INSTRUCTIONS FOR THE TASK: Lift out all lines below that contain "socialism".

MATERIAL PROVIDED:

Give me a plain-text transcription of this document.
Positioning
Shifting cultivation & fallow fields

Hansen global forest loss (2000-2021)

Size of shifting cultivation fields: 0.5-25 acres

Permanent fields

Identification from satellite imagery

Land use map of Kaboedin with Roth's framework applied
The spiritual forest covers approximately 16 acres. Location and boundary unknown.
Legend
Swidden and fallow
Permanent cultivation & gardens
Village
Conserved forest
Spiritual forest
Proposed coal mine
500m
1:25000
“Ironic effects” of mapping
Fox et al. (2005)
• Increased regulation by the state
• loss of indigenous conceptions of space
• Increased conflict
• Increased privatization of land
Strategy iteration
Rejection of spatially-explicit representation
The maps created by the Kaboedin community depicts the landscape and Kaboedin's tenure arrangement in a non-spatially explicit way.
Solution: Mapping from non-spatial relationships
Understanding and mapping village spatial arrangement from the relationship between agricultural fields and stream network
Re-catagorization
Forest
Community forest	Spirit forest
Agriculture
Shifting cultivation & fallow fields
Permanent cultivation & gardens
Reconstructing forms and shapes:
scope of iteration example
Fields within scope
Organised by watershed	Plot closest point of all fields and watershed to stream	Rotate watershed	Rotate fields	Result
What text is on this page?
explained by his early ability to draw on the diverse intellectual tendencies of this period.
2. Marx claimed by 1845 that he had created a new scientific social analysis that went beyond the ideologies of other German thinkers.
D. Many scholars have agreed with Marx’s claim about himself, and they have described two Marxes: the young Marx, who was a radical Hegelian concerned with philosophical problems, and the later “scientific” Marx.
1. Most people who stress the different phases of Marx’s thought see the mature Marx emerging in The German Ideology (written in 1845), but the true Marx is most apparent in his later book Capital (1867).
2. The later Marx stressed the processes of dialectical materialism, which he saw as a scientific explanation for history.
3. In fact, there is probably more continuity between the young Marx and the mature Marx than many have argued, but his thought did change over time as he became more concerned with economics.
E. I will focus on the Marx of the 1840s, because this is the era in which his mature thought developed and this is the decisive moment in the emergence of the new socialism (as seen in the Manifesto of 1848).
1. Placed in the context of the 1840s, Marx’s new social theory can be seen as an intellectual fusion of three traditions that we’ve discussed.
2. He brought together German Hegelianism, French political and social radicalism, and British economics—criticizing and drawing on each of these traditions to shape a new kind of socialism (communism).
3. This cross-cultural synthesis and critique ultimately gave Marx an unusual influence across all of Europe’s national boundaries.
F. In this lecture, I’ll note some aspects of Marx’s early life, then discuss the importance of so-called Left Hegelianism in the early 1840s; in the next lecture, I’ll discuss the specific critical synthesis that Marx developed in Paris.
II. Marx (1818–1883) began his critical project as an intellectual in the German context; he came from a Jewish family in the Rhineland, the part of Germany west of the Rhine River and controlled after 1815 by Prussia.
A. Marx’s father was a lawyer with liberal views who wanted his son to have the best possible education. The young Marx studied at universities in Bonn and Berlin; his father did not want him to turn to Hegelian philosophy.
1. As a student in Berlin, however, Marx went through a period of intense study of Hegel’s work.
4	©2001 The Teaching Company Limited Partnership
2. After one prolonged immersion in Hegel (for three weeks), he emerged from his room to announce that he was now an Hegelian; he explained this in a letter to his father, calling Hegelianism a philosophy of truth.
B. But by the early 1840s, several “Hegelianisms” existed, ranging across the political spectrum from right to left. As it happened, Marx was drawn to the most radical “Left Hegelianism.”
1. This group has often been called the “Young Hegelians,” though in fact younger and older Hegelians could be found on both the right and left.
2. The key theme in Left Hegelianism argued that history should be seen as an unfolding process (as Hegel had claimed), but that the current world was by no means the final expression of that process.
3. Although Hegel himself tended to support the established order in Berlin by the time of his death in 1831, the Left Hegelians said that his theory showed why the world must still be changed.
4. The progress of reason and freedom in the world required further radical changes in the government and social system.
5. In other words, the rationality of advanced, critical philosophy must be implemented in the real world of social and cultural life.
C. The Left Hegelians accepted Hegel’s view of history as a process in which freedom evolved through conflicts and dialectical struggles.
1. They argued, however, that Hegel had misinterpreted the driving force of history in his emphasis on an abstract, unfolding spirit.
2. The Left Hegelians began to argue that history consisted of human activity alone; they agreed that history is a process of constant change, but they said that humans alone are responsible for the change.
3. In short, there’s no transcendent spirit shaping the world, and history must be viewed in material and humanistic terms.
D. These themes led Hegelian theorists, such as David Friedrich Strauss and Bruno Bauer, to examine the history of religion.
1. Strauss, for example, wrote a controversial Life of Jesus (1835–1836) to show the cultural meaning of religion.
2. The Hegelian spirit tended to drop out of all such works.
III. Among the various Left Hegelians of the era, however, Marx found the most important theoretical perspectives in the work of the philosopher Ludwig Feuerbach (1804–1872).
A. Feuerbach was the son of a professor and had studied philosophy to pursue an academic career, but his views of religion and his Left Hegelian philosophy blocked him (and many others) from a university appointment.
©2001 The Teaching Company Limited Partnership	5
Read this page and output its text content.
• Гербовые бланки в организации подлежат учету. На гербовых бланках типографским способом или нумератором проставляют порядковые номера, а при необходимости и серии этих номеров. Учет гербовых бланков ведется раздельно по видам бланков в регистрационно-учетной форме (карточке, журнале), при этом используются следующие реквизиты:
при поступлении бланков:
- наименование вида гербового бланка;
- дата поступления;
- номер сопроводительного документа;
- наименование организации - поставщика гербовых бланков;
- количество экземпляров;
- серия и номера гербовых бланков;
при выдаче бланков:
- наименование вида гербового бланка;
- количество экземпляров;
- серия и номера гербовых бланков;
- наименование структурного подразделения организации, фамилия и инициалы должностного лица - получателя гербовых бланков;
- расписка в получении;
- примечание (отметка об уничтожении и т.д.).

EXERCISE RESULT:
E. I will focus on the Marx of the 1840s, because this is the era in which his mature thought developed and this is the decisive moment in the emergence of the new socialism (as seen in the Manifesto of 1848).
2. He brought together German Hegelianism, French political and social radicalism, and British economics—criticizing and drawing on each of these traditions to shape a new kind of socialism (communism).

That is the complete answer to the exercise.